Below is a block of records: output all of them exactly and leave out the pictures.

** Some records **
========================================

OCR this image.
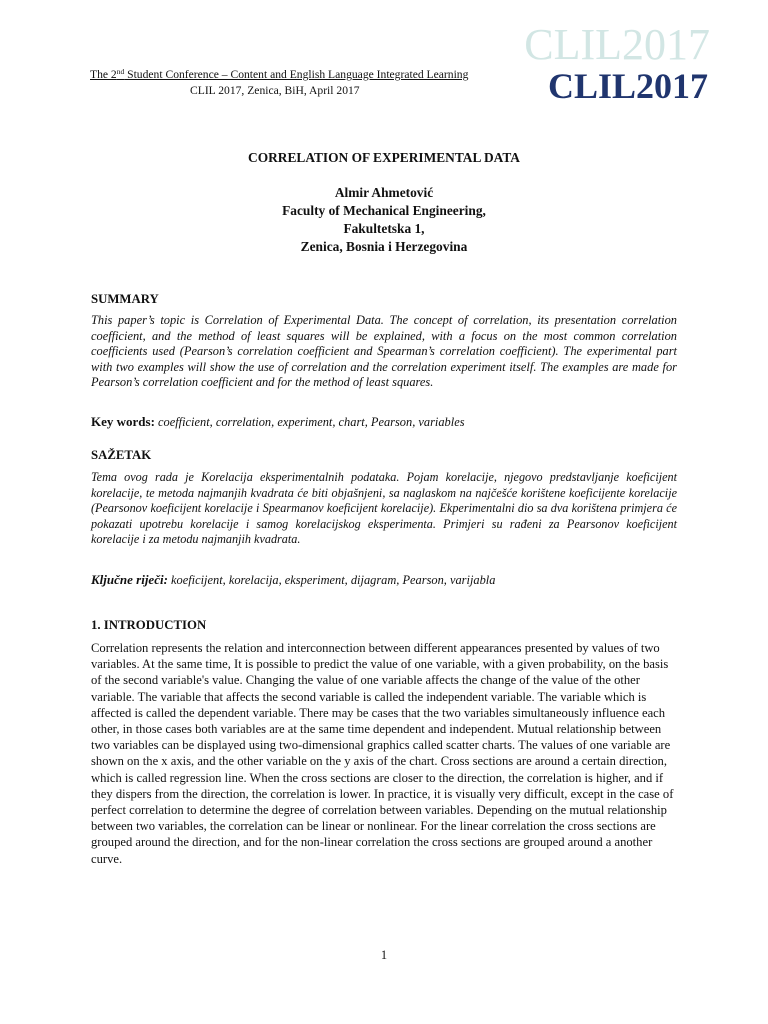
The 2nd Student Conference – Content and English Language Integrated Learning
CLIL 2017, Zenica, BiH, April 2017
CLIL2017
CLIL2017
CORRELATION OF EXPERIMENTAL DATA
Almir Ahmetović
Faculty of Mechanical Engineering,
Fakultetska 1,
Zenica, Bosnia i Herzegovina
SUMMARY
This paper’s topic is Correlation of Experimental Data. The concept of correlation, its presentation correlation coefficient, and the method of least squares will be explained, with a focus on the most common correlation coefficients used (Pearson’s correlation coefficient and Spearman’s correlation coefficient). The experimental part with two examples will show the use of correlation and the correlation experiment itself. The examples are made for Pearson’s correlation coefficient and for the method of least squares.
Key words: coefficient, correlation, experiment, chart, Pearson, variables
SAŽETAK
Tema ovog rada je Korelacija eksperimentalnih podataka. Pojam korelacije, njegovo predstavljanje koeficijent korelacije, te metoda najmanjih kvadrata će biti objašnjeni, sa naglaskom na najčešće korištene koeficijente korelacije (Pearsonov koeficijent korelacije i Spearmanov koeficijent korelacije). Ekperimentalni dio sa dva korištena primjera će pokazati upotrebu korelacije i samog korelacijskog eksperimenta. Primjeri su rađeni za Pearsonov koeficijent korelacije i za metodu najmanjih kvadrata.
Ključne riječi: koeficijent, korelacija, eksperiment, dijagram, Pearson, varijabla
1. INTRODUCTION
Correlation represents the relation and interconnection between different appearances presented by values of two variables. At the same time, It is possible to predict the value of one variable, with a given probability, on the basis of the second variable's value. Changing the value of one variable affects the change of the value of the other variable. The variable that affects the second variable is called the independent variable. The variable which is affected is called the dependent variable. There may be cases that the two variables simultaneously influence each other, in those cases both variables are at the same time dependent and independent. Mutual relationship between two variables can be displayed using two-dimensional graphics called scatter charts. The values of one variable are shown on the x axis, and the other variable on the y axis of the chart. Cross sections are around a certain direction, which is called regression line. When the cross sections are closer to the direction, the correlation is higher, and if they dispers from the direction, the correlation is lower. In practice, it is visually very difficult, except in the case of perfect correlation to determine the degree of correlation between variables. Depending on the mutual relationship between two variables, the correlation can be linear or nonlinear. For the linear correlation the cross sections are grouped around the direction, and for the non-linear correlation the cross sections are grouped around a another curve.
1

========================================

** Answer in full **
OCR this image.
The 2nd Student Conference – Content and English Language Integrated Learning
CLIL 2017, Zenica, BiH, April 2017
CLIL2017
CLIL2017
CORRELATION OF EXPERIMENTAL DATA
Almir Ahmetović
Faculty of Mechanical Engineering,
Fakultetska 1,
Zenica, Bosnia i Herzegovina
SUMMARY
This paper’s topic is Correlation of Experimental Data. The concept of correlation, its presentation correlation coefficient, and the method of least squares will be explained, with a focus on the most common correlation coefficients used (Pearson’s correlation coefficient and Spearman’s correlation coefficient). The experimental part with two examples will show the use of correlation and the correlation experiment itself. The examples are made for Pearson’s correlation coefficient and for the method of least squares.
Key words: coefficient, correlation, experiment, chart, Pearson, variables
SAŽETAK
Tema ovog rada je Korelacija eksperimentalnih podataka. Pojam korelacije, njegovo predstavljanje koeficijent korelacije, te metoda najmanjih kvadrata će biti objašnjeni, sa naglaskom na najčešće korištene koeficijente korelacije (Pearsonov koeficijent korelacije i Spearmanov koeficijent korelacije). Ekperimentalni dio sa dva korištena primjera će pokazati upotrebu korelacije i samog korelacijskog eksperimenta. Primjeri su rađeni za Pearsonov koeficijent korelacije i za metodu najmanjih kvadrata.
Ključne riječi: koeficijent, korelacija, eksperiment, dijagram, Pearson, varijabla
1. INTRODUCTION
Correlation represents the relation and interconnection between different appearances presented by values of two variables. At the same time, It is possible to predict the value of one variable, with a given probability, on the basis of the second variable's value. Changing the value of one variable affects the change of the value of the other variable. The variable that affects the second variable is called the independent variable. The variable which is affected is called the dependent variable. There may be cases that the two variables simultaneously influence each other, in those cases both variables are at the same time dependent and independent. Mutual relationship between two variables can be displayed using two-dimensional graphics called scatter charts. The values of one variable are shown on the x axis, and the other variable on the y axis of the chart. Cross sections are around a certain direction, which is called regression line. When the cross sections are closer to the direction, the correlation is higher, and if they dispers from the direction, the correlation is lower. In practice, it is visually very difficult, except in the case of perfect correlation to determine the degree of correlation between variables. Depending on the mutual relationship between two variables, the correlation can be linear or nonlinear. For the linear correlation the cross sections are grouped around the direction, and for the non-linear correlation the cross sections are grouped around a another curve.
1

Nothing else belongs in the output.